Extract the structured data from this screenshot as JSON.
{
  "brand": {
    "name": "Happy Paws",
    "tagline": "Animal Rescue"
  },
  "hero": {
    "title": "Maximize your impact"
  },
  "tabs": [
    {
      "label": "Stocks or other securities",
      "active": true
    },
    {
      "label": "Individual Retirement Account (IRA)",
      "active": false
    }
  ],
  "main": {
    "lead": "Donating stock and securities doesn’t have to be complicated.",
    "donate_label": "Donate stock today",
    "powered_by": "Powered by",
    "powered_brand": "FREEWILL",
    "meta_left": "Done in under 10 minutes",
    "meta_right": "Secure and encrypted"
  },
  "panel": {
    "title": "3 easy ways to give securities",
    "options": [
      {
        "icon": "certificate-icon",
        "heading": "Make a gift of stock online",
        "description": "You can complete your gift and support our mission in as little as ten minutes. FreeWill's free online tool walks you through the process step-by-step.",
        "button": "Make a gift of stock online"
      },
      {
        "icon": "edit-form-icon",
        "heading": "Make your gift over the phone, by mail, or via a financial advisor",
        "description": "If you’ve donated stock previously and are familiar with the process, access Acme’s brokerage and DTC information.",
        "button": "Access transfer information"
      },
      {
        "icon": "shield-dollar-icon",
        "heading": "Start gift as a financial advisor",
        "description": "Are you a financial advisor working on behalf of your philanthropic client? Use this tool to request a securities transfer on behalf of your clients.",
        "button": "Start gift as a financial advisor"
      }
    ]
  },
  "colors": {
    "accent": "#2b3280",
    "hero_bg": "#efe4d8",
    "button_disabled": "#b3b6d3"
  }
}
____
» **EXERCISE DETAILS**:
Find the lines containing "heading" and pull them out.

» **EXERCISE ANSWER**:
        "heading": "Make a gift of stock online",
        "heading": "Make your gift over the phone, by mail, or via a financial advisor",
        "heading": "Start gift as a financial advisor",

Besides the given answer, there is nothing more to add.